WRITTEN REQUEST
Determine how many lines hold "Compare" and give only that number.

INFORMATION SHOWN
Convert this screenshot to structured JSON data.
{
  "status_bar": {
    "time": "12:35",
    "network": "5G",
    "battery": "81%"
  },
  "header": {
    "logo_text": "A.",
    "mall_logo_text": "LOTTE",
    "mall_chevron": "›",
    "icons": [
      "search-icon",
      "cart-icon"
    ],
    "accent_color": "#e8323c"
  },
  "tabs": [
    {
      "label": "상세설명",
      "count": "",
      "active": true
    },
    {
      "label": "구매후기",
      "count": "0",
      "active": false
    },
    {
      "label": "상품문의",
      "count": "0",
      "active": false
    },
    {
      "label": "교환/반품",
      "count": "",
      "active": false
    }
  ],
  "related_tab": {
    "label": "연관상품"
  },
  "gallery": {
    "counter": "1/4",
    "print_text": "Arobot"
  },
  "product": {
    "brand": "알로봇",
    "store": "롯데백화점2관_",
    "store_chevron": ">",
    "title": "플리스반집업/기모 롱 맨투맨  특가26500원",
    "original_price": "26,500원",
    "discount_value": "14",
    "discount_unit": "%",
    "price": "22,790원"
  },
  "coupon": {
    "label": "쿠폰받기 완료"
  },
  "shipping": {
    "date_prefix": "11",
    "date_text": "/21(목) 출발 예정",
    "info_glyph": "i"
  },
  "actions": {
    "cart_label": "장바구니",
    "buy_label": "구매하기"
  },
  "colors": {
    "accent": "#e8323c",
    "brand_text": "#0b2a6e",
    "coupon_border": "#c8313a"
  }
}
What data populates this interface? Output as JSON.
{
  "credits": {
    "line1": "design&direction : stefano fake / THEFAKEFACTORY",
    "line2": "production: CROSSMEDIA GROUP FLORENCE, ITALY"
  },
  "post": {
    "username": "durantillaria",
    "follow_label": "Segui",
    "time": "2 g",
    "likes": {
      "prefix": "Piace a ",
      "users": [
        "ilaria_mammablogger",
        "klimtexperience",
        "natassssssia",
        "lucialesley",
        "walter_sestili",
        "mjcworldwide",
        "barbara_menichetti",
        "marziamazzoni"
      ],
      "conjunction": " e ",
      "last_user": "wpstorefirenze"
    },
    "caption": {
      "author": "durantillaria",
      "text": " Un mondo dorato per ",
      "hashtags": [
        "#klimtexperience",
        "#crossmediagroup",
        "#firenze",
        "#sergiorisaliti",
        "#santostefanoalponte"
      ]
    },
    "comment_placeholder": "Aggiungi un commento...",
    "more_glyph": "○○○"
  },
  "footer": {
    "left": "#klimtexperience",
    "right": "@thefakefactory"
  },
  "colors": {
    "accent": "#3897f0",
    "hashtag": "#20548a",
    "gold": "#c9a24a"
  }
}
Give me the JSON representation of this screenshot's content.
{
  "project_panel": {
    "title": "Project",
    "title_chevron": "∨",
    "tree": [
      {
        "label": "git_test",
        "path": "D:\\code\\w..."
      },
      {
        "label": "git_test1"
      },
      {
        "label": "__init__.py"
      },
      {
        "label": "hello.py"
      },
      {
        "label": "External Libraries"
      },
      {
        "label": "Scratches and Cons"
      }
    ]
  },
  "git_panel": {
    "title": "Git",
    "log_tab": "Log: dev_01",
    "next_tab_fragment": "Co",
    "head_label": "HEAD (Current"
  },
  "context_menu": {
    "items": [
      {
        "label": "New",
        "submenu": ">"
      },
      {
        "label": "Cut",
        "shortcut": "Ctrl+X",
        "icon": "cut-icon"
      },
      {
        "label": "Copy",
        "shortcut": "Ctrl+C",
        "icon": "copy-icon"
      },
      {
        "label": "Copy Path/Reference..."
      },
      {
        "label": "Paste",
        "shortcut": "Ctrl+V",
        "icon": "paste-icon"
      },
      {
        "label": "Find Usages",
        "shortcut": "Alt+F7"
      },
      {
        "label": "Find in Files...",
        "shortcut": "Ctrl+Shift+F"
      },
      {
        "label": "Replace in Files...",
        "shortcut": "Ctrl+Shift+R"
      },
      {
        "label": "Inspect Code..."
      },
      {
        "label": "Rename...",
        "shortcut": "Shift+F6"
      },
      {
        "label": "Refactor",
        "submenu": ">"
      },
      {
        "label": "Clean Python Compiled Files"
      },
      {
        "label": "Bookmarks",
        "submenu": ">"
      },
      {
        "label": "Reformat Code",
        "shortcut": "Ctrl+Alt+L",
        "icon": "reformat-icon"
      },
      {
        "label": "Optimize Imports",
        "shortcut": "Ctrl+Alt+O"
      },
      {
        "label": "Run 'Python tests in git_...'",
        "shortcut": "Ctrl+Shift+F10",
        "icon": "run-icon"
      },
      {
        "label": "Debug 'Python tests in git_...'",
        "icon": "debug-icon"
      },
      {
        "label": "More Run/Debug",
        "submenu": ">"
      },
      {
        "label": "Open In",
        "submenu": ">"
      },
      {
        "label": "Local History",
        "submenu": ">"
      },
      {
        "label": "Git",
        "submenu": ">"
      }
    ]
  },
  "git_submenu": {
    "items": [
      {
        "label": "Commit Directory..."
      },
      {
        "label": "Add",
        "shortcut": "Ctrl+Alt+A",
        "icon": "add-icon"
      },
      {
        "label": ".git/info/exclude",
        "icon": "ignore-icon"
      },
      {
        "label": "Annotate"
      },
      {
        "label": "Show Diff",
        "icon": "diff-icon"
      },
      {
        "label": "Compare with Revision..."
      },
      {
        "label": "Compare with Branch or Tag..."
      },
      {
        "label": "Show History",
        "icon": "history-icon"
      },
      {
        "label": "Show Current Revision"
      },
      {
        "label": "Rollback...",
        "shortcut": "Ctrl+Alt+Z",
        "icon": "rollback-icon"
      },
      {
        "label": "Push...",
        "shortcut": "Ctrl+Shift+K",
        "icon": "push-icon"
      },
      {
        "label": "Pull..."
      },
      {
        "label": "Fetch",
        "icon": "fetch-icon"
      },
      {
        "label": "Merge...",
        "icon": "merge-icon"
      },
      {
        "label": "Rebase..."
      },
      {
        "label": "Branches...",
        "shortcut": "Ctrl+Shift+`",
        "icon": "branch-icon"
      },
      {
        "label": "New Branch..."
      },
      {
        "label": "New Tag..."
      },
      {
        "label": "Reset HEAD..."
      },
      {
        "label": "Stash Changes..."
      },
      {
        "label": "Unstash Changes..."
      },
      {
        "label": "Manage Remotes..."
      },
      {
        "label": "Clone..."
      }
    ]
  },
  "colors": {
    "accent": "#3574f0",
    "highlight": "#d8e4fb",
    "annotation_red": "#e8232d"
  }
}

COMPLETED TASK
2